Task directions:
In the listing that follows, count every line with the word "hemisphere" in it and write only the total.
— begin —
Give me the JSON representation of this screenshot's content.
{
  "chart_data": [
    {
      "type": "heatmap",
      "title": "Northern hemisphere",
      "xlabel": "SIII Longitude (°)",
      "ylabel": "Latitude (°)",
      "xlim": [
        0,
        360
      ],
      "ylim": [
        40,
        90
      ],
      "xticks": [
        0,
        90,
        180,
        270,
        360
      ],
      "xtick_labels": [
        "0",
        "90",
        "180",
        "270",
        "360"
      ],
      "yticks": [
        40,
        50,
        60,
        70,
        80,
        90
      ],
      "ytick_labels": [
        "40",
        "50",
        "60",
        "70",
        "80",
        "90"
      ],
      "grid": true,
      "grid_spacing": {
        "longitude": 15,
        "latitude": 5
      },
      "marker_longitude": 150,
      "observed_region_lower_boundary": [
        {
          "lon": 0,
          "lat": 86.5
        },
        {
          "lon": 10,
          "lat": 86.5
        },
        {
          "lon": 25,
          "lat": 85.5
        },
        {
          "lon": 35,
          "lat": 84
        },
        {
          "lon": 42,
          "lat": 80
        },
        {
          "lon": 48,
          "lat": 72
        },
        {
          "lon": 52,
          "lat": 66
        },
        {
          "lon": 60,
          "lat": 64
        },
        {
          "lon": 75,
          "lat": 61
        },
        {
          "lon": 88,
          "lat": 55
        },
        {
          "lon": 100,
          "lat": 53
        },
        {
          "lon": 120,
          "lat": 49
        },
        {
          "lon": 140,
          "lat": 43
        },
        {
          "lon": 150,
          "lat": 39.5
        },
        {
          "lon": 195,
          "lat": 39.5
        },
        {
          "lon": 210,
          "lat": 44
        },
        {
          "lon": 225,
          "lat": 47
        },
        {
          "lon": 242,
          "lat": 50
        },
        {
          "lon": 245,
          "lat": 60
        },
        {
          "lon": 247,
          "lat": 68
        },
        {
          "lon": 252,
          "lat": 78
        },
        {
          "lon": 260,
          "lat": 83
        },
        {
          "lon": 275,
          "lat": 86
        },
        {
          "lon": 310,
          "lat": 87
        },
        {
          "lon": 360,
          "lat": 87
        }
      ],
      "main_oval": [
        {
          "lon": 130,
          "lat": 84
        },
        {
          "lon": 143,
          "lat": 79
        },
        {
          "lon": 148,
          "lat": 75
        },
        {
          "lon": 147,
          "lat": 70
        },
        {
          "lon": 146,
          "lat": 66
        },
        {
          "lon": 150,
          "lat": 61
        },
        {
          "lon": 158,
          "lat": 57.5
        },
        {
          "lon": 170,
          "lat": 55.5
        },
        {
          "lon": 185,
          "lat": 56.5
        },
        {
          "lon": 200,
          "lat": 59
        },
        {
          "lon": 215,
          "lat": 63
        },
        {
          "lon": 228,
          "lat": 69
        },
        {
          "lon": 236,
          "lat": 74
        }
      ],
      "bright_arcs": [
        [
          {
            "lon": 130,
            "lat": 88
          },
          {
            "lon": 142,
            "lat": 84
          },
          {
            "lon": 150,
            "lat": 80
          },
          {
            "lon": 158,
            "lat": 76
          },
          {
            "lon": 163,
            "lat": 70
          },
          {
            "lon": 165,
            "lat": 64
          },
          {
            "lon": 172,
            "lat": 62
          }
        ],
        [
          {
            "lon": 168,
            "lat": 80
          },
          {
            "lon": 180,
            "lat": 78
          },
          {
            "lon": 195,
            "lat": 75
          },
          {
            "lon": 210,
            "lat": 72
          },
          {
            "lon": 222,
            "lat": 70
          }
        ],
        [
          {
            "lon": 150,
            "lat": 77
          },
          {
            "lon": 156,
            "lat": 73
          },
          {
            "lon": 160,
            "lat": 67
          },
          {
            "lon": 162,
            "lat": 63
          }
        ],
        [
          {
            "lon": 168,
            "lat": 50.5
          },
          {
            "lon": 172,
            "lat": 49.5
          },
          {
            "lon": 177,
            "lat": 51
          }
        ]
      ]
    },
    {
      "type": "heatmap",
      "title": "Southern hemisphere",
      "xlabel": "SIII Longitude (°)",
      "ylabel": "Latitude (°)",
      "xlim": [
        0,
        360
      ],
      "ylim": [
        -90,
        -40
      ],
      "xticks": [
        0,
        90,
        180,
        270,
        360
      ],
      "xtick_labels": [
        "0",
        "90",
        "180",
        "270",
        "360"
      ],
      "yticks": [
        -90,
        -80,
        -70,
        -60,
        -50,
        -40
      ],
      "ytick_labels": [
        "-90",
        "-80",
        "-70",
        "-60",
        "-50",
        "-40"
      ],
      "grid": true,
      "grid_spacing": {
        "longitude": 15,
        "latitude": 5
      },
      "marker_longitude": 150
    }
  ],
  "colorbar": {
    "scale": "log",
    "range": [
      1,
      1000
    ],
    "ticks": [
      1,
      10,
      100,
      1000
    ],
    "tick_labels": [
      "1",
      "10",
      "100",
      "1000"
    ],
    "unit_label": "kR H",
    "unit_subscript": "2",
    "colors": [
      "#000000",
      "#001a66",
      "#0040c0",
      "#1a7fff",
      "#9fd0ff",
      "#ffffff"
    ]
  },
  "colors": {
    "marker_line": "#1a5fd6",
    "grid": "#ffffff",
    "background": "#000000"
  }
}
— end —
— begin —
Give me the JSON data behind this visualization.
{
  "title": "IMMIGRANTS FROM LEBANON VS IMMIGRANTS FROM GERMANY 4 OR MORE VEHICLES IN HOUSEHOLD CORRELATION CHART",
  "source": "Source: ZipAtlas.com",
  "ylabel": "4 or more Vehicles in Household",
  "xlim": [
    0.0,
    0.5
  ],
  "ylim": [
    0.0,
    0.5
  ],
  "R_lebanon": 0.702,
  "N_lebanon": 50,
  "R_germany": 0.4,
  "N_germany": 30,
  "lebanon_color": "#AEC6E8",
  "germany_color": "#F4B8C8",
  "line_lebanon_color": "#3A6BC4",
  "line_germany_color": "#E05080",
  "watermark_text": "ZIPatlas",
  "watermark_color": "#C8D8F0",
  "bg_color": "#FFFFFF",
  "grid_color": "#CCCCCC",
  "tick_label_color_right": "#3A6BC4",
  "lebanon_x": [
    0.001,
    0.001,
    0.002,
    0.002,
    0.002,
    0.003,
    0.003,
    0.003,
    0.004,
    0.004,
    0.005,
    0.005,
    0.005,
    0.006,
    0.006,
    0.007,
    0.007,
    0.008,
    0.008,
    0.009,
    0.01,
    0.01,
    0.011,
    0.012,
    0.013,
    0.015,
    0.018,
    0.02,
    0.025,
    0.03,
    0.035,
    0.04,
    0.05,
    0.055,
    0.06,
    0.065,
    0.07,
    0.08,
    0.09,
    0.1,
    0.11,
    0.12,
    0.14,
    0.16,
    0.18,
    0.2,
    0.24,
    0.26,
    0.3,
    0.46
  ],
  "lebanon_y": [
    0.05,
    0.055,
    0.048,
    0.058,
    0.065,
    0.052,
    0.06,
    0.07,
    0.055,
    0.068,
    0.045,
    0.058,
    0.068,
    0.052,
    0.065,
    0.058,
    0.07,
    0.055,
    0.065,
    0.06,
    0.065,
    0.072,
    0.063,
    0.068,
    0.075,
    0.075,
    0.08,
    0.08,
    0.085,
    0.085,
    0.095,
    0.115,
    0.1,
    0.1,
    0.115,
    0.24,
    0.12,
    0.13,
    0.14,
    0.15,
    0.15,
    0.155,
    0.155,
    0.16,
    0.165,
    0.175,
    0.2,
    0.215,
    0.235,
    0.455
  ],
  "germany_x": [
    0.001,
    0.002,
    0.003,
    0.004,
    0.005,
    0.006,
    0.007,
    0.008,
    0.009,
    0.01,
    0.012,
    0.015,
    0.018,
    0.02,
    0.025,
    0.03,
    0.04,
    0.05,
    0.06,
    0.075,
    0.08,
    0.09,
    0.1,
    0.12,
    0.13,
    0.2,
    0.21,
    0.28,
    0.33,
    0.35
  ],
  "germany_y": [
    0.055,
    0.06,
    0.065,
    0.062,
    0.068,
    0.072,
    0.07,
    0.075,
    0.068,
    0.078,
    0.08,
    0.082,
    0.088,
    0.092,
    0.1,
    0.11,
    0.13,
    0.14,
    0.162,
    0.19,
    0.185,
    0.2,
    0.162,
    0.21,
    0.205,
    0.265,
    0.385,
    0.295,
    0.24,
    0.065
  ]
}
— end —
Final result:
2